— BEGIN RECORDS TO USE —
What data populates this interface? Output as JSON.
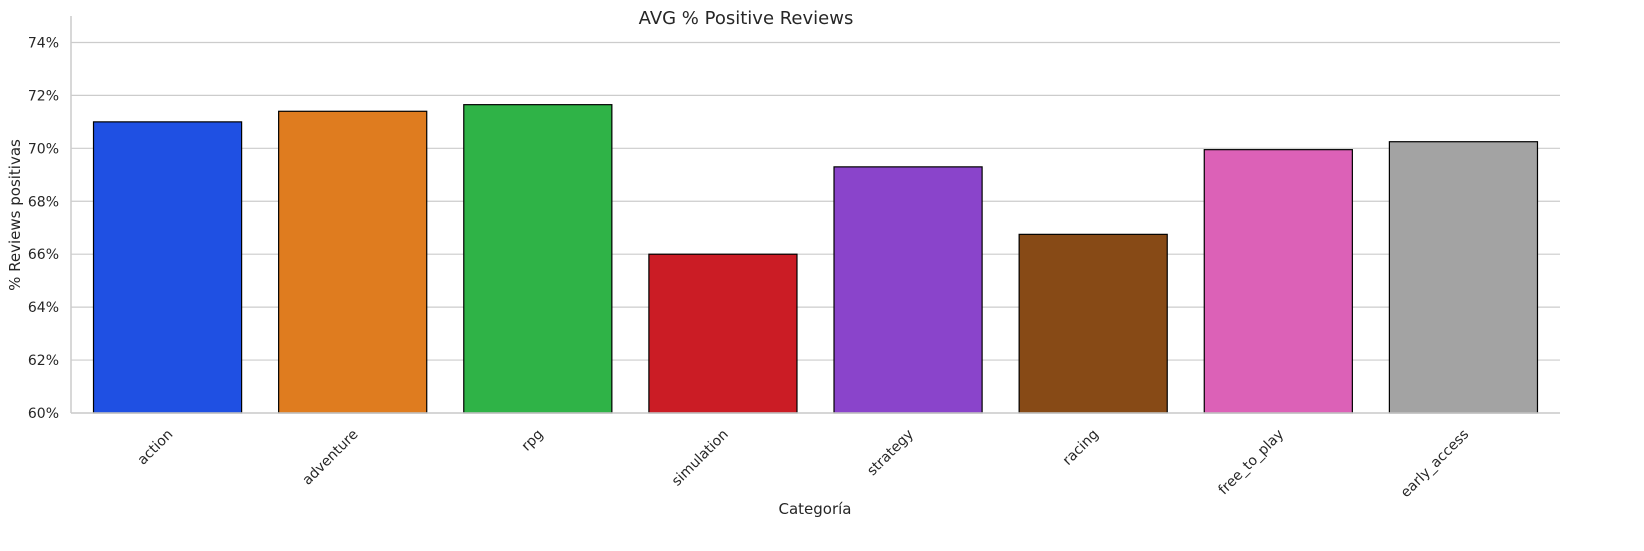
{
  "chart_data": {
    "type": "bar",
    "title": "AVG % Positive Reviews",
    "xlabel": "Categoría",
    "ylabel": "% Reviews positivas",
    "categories": [
      "action",
      "adventure",
      "rpg",
      "simulation",
      "strategy",
      "racing",
      "free_to_play",
      "early_access"
    ],
    "values": [
      71.0,
      71.4,
      71.65,
      66.0,
      69.3,
      66.75,
      69.95,
      70.25
    ],
    "colors": [
      "#1f50e3",
      "#df7c1f",
      "#2fb347",
      "#cb1c25",
      "#8a44cb",
      "#874a16",
      "#dc61b7",
      "#a3a3a3"
    ],
    "ylim": [
      60,
      75
    ],
    "yticks": [
      60,
      62,
      64,
      66,
      68,
      70,
      72,
      74
    ],
    "ytick_labels": [
      "60%",
      "62%",
      "64%",
      "66%",
      "68%",
      "70%",
      "72%",
      "74%"
    ],
    "grid": "horizontal",
    "legend": "none"
  }
}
— END RECORDS TO USE —
**DIRECTIONS FOR THIS TASK:** Each line above that includes "Reviews" counts once; state the total and nothing more.

**ANSWER FOR THE TASK:** 2